▶ _Stated exercise_:
Show all lines from the listing below that contain "marker".

━━ Listing ━━

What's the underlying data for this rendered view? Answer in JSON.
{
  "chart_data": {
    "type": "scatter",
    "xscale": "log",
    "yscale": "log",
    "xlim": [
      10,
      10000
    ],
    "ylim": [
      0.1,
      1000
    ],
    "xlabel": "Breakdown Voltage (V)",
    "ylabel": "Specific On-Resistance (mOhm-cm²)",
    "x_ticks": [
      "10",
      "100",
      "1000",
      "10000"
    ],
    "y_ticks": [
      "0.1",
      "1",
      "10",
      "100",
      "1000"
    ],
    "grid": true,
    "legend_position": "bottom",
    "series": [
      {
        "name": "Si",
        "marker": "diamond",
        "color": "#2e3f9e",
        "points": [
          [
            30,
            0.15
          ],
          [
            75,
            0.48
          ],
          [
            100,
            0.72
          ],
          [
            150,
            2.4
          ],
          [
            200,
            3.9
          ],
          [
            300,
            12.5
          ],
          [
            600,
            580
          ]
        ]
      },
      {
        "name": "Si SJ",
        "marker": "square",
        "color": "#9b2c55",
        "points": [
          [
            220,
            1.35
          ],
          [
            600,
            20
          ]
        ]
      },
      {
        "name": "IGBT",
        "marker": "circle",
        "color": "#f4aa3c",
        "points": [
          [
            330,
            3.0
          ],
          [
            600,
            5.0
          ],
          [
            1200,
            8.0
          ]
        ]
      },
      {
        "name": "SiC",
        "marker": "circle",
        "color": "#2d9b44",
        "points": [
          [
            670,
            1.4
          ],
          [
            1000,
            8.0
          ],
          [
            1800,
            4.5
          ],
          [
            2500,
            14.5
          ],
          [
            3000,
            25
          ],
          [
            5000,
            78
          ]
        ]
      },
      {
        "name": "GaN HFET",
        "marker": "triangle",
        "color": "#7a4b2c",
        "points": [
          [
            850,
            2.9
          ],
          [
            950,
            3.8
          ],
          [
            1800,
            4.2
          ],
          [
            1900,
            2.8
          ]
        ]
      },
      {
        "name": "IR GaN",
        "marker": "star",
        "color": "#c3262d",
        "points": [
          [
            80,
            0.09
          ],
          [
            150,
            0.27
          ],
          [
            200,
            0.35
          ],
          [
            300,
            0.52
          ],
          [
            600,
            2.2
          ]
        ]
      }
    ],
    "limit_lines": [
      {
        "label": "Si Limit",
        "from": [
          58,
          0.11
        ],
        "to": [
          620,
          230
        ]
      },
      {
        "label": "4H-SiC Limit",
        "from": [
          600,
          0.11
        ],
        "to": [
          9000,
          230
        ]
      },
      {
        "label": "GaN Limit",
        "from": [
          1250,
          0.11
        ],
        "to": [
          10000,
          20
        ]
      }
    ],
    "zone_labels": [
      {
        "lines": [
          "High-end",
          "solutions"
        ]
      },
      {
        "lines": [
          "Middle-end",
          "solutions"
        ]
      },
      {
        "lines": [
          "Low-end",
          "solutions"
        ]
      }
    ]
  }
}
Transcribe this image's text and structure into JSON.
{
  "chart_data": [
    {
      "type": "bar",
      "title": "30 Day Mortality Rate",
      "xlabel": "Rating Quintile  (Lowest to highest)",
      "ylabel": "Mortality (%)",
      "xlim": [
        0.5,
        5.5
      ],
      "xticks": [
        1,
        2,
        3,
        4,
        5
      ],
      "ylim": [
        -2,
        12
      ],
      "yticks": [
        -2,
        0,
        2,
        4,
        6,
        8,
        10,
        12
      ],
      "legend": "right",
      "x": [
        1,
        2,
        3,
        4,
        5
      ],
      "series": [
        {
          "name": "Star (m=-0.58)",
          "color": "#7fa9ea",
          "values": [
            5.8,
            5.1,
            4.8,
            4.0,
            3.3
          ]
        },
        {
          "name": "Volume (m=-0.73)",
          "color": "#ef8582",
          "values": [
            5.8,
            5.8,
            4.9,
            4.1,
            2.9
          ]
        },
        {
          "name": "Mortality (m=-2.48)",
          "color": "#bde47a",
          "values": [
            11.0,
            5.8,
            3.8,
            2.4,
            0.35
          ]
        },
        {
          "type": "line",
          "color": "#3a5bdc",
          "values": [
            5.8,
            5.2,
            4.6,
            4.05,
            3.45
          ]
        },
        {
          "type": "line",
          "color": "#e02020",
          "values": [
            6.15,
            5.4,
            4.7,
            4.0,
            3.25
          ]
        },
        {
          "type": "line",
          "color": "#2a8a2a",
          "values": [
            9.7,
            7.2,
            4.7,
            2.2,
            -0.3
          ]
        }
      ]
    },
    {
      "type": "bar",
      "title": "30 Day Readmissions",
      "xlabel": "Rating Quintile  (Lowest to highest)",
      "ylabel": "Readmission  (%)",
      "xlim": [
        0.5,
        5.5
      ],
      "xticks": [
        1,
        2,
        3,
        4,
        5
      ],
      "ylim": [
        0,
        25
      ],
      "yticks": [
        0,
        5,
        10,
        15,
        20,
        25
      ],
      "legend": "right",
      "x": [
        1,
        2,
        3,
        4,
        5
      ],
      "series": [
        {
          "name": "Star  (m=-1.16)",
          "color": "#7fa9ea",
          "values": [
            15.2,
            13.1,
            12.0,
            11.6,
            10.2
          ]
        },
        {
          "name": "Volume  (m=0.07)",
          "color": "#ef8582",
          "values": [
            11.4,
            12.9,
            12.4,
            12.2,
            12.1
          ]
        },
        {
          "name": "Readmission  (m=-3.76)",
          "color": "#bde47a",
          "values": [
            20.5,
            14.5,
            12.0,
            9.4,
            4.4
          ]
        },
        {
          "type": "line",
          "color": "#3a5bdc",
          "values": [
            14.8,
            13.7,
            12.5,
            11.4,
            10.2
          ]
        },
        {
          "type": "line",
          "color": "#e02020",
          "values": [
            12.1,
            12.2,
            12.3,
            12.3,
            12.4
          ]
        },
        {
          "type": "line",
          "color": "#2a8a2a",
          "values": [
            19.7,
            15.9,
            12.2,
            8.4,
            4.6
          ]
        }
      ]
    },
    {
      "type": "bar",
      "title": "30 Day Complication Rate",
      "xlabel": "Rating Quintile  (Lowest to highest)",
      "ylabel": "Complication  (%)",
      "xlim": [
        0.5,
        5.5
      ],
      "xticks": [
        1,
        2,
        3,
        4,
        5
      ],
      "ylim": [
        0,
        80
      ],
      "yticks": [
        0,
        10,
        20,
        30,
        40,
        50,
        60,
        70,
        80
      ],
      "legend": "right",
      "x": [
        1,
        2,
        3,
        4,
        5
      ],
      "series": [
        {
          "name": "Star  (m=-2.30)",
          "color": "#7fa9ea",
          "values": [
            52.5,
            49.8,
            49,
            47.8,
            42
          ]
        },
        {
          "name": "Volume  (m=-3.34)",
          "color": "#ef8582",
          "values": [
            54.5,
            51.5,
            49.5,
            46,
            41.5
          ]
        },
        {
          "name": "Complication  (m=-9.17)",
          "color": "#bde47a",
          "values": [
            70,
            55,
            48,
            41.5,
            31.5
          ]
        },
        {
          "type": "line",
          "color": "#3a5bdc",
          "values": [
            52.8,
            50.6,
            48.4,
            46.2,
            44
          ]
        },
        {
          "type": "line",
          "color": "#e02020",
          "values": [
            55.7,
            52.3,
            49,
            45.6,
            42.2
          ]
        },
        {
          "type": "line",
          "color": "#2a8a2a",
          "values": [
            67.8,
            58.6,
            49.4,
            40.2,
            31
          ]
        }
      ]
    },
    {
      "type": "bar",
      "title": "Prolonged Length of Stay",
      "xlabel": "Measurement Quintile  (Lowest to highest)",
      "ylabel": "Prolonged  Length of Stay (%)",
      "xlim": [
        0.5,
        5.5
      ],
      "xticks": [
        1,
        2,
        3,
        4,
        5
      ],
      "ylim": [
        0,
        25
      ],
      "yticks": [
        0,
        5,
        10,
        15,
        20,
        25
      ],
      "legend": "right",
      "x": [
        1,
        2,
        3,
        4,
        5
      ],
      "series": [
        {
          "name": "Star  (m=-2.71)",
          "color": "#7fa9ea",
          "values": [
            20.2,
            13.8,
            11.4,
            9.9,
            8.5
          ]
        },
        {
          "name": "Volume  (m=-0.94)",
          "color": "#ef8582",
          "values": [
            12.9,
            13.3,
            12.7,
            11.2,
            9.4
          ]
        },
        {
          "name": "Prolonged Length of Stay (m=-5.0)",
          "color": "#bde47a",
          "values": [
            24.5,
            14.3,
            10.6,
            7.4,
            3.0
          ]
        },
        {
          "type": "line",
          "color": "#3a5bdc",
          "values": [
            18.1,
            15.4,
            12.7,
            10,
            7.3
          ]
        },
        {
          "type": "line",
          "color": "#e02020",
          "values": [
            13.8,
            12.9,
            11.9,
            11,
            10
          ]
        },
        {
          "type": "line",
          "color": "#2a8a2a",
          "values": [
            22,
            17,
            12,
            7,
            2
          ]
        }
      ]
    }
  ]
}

━━━

▶ _Answer to the task_:
        "marker": "diamond",
        "marker": "square",
        "marker": "circle",
        "marker": "circle",
        "marker": "triangle",
        "marker": "star",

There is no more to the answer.